▸ **Directive**: Transcribe the records below exactly, leaving out any pictures.

::::::::

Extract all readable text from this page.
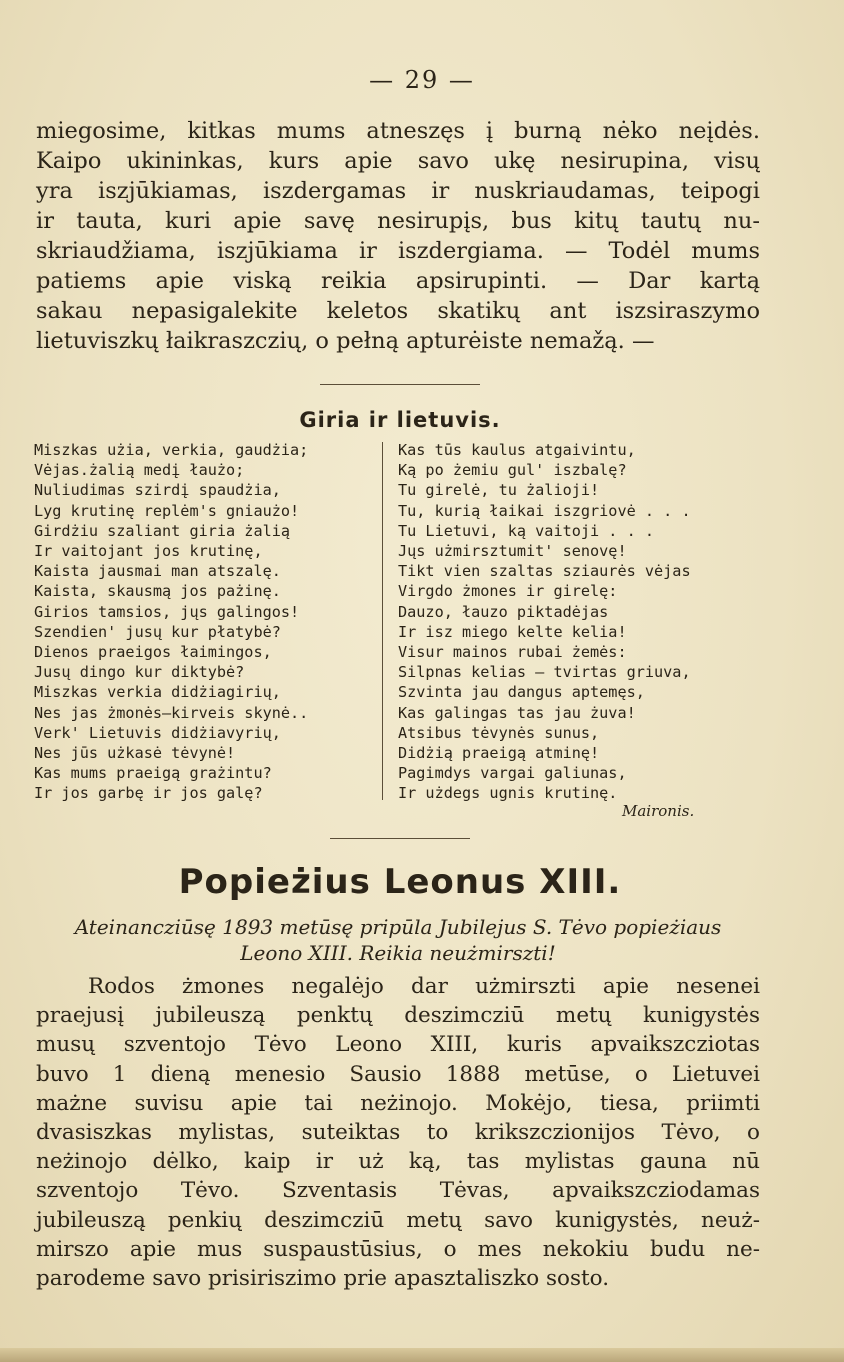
— 29 —
miegosime, kitkas mums atneszęs į burną nėko neįdės.
Kaipo ukininkas, kurs apie savo ukę nesirupina, visų
yra iszjūkiamas, iszdergamas ir nuskriaudamas, teipogi
ir tauta, kuri apie savę nesirupįs, bus kitų tautų nu-
skriaudžiama, iszjūkiama ir iszdergiama. — Todėl mums
patiems apie viską reikia apsirupinti. — Dar kartą
sakau nepasigalekite keletos skatikų ant iszsiraszymo
lietuviszkų łaikraszczių, o pełną apturėiste nemažą. —
Giria ir lietuvis.
Miszkas użia, verkia, gaudżia;
Vėjas.żalią medį łaużo;
Nuliudimas szirdį spaudżia,
Lyg krutinę replėm's gniaużo!
Girdżiu szaliant giria żalią
Ir vaitojant jos krutinę,
Kaista jausmai man atszalę.
Kaista, skausmą jos pażinę.
Girios tamsios, jųs galingos!
Szendien' jusų kur płatybė?
Dienos praeigos łaimingos,
Jusų dingo kur diktybė?
Miszkas verkia didżiagirių,
Nes jas żmonės—kirveis skynė..
Verk' Lietuvis didżiavyrių,
Nes jūs użkasė tėvynė!
Kas mums praeigą grażintu?
Ir jos garbę ir jos galę?
Kas tūs kaulus atgaivintu,
Ką po żemiu gul' iszbalę?
Tu girelė, tu żalioji!
Tu, kurią łaikai iszgriovė . . .
Tu Lietuvi, ką vaitoji . . .
Jųs użmirsztumit' senovę!
Tikt vien szaltas sziaurės vėjas
Virgdo żmones ir girelę:
Dauzo, łauzo piktadėjas
Ir isz miego kelte kelia!
Visur mainos rubai żemės:
Silpnas kelias — tvirtas griuva,
Szvinta jau dangus aptemęs,
Kas galingas tas jau żuva!
Atsibus tėvynės sunus,
Didżią praeigą atminę!
Pagimdys vargai galiunas,
Ir użdegs ugnis krutinę.
Maironis.
Popieżius Leonus XIII.
Ateinancziūsę 1893 metūsę pripūla Jubilejus S. Tėvo popieżiaus
Leono XIII. Reikia neużmirszti!
Rodos żmones negalėjo dar użmirszti apie nesenei
praejusį jubileuszą penktų deszimcziū metų kunigystės
musų szventojo Tėvo Leono XIII, kuris apvaikszcziotas
buvo 1 dieną menesio Sausio 1888 metūse, o Lietuvei
mażne suvisu apie tai neżinojo. Mokėjo, tiesa, priimti
dvasiszkas mylistas, suteiktas to krikszczionijos Tėvo, o
neżinojo dėlko, kaip ir uż ką, tas mylistas gauna nū
szventojo Tėvo. Szventasis Tėvas, apvaikszcziodamas
jubileuszą penkių deszimcziū metų savo kunigystės, neuż-
mirszo apie mus suspaustūsius, o mes nekokiu budu ne-
parodeme savo prisiriszimo prie apasztaliszko sosto.
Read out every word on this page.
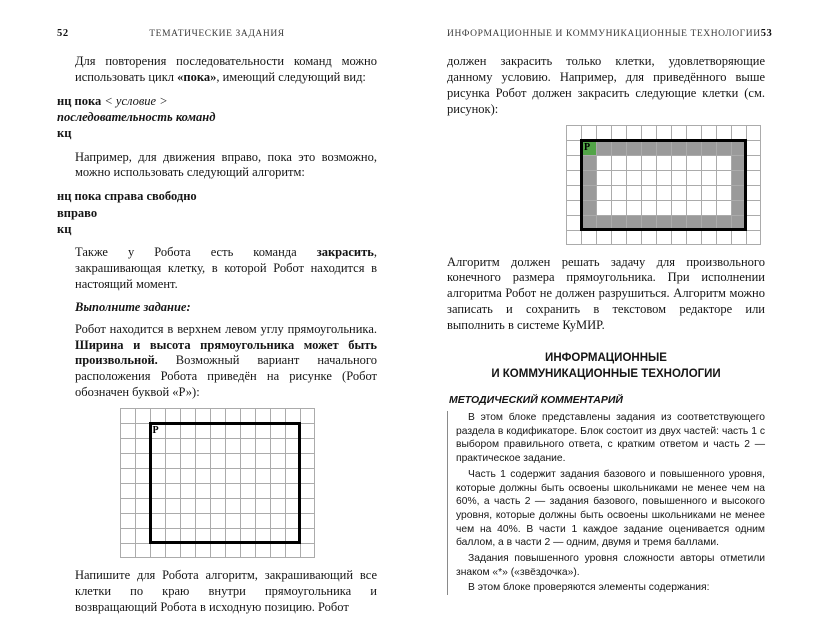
52	ТЕМАТИЧЕСКИЕ ЗАДАНИЯ

Для повторения последовательности команд можно использовать цикл «пока», имеющий следующий вид:

нц пока < условие >
последовательность команд
кц

Например, для движения вправо, пока это возможно, можно использовать следующий алгоритм:

нц пока справа свободно
вправо
кц

Также у Робота есть команда закрасить, закрашивающая клетку, в которой Робот находится в настоящий момент.

Выполните задание:

Робот находится в верхнем левом углу прямоугольника. Ширина и высота прямоугольника может быть произвольной. Возможный вариант начального расположения Робота приведён на рисунке (Робот обозначен буквой «Р»):

Р

Напишите для Робота алгоритм, закрашивающий все клетки по краю внутри прямоугольника и возвращающий Робота в исходную позицию. Робот

ИНФОРМАЦИОННЫЕ И КОММУНИКАЦИОННЫЕ ТЕХНОЛОГИИ 53

должен закрасить только клетки, удовлетворяющие данному условию. Например, для приведённого выше рисунка Робот должен закрасить следующие клетки (см. рисунок):

Р

Алгоритм должен решать задачу для произвольного конечного размера прямоугольника. При исполнении алгоритма Робот не должен разрушиться. Алгоритм можно записать и сохранить в текстовом редакторе или выполнить в системе КуМИР.

ИНФОРМАЦИОННЫЕ
И КОММУНИКАЦИОННЫЕ ТЕХНОЛОГИИ
МЕТОДИЧЕСКИЙ КОММЕНТАРИЙ

В этом блоке представлены задания из соответствующего раздела в кодификаторе. Блок состоит из двух частей: часть 1 с выбором правильного ответа, с кратким ответом и часть 2 — практическое задание.

Часть 1 содержит задания базового и повышенного уровня, которые должны быть освоены школьниками не менее чем на 60%, а часть 2 — задания базового, повышенного и высокого уровня, которые должны быть освоены школьниками не менее чем на 40%. В части 1 каждое задание оценивается одним баллом, а в части 2 — одним, двумя и тремя баллами.

Задания повышенного уровня сложности авторы отметили знаком «*» («звёздочка»).

В этом блоке проверяются элементы содержания:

::::::::

▸ **Response to the exercise**:
Extract all readable text from this page.
— 29 —
miegosime, kitkas mums atneszęs į burną nėko neįdės.
Kaipo ukininkas, kurs apie savo ukę nesirupina, visų
yra iszjūkiamas, iszdergamas ir nuskriaudamas, teipogi
ir tauta, kuri apie savę nesirupįs, bus kitų tautų nu-
skriaudžiama, iszjūkiama ir iszdergiama. — Todėl mums
patiems apie viską reikia apsirupinti. — Dar kartą
sakau nepasigalekite keletos skatikų ant iszsiraszymo
lietuviszkų łaikraszczių, o pełną apturėiste nemažą. —
Giria ir lietuvis.
Miszkas użia, verkia, gaudżia;
Vėjas.żalią medį łaużo;
Nuliudimas szirdį spaudżia,
Lyg krutinę replėm's gniaużo!
Girdżiu szaliant giria żalią
Ir vaitojant jos krutinę,
Kaista jausmai man atszalę.
Kaista, skausmą jos pażinę.
Girios tamsios, jųs galingos!
Szendien' jusų kur płatybė?
Dienos praeigos łaimingos,
Jusų dingo kur diktybė?
Miszkas verkia didżiagirių,
Nes jas żmonės—kirveis skynė..
Verk' Lietuvis didżiavyrių,
Nes jūs użkasė tėvynė!
Kas mums praeigą grażintu?
Ir jos garbę ir jos galę?
Kas tūs kaulus atgaivintu,
Ką po żemiu gul' iszbalę?
Tu girelė, tu żalioji!
Tu, kurią łaikai iszgriovė . . .
Tu Lietuvi, ką vaitoji . . .
Jųs użmirsztumit' senovę!
Tikt vien szaltas sziaurės vėjas
Virgdo żmones ir girelę:
Dauzo, łauzo piktadėjas
Ir isz miego kelte kelia!
Visur mainos rubai żemės:
Silpnas kelias — tvirtas griuva,
Szvinta jau dangus aptemęs,
Kas galingas tas jau żuva!
Atsibus tėvynės sunus,
Didżią praeigą atminę!
Pagimdys vargai galiunas,
Ir użdegs ugnis krutinę.
Maironis.
Popieżius Leonus XIII.
Ateinancziūsę 1893 metūsę pripūla Jubilejus S. Tėvo popieżiaus
Leono XIII. Reikia neużmirszti!
Rodos żmones negalėjo dar użmirszti apie nesenei
praejusį jubileuszą penktų deszimcziū metų kunigystės
musų szventojo Tėvo Leono XIII, kuris apvaikszcziotas
buvo 1 dieną menesio Sausio 1888 metūse, o Lietuvei
mażne suvisu apie tai neżinojo. Mokėjo, tiesa, priimti
dvasiszkas mylistas, suteiktas to krikszczionijos Tėvo, o
neżinojo dėlko, kaip ir uż ką, tas mylistas gauna nū
szventojo Tėvo. Szventasis Tėvas, apvaikszcziodamas
jubileuszą penkių deszimcziū metų savo kunigystės, neuż-
mirszo apie mus suspaustūsius, o mes nekokiu budu ne-
parodeme savo prisiriszimo prie apasztaliszko sosto.
Read out every word on this page.
52	ТЕМАТИЧЕСКИЕ ЗАДАНИЯ

Для повторения последовательности команд можно использовать цикл «пока», имеющий следующий вид:

нц пока < условие >
последовательность команд
кц

Например, для движения вправо, пока это возможно, можно использовать следующий алгоритм:

нц пока справа свободно
вправо
кц

Также у Робота есть команда закрасить, закрашивающая клетку, в которой Робот находится в настоящий момент.

Выполните задание:

Робот находится в верхнем левом углу прямоугольника. Ширина и высота прямоугольника может быть произвольной. Возможный вариант начального расположения Робота приведён на рисунке (Робот обозначен буквой «Р»):

Р

Напишите для Робота алгоритм, закрашивающий все клетки по краю внутри прямоугольника и возвращающий Робота в исходную позицию. Робот

ИНФОРМАЦИОННЫЕ И КОММУНИКАЦИОННЫЕ ТЕХНОЛОГИИ 53

должен закрасить только клетки, удовлетворяющие данному условию. Например, для приведённого выше рисунка Робот должен закрасить следующие клетки (см. рисунок):

Р

Алгоритм должен решать задачу для произвольного конечного размера прямоугольника. При исполнении алгоритма Робот не должен разрушиться. Алгоритм можно записать и сохранить в текстовом редакторе или выполнить в системе КуМИР.

ИНФОРМАЦИОННЫЕ
И КОММУНИКАЦИОННЫЕ ТЕХНОЛОГИИ
МЕТОДИЧЕСКИЙ КОММЕНТАРИЙ

В этом блоке представлены задания из соответствующего раздела в кодификаторе. Блок состоит из двух частей: часть 1 с выбором правильного ответа, с кратким ответом и часть 2 — практическое задание.

Часть 1 содержит задания базового и повышенного уровня, которые должны быть освоены школьниками не менее чем на 60%, а часть 2 — задания базового, повышенного и высокого уровня, которые должны быть освоены школьниками не менее чем на 40%. В части 1 каждое задание оценивается одним баллом, а в части 2 — одним, двумя и тремя баллами.

Задания повышенного уровня сложности авторы отметили знаком «*» («звёздочка»).

В этом блоке проверяются элементы содержания:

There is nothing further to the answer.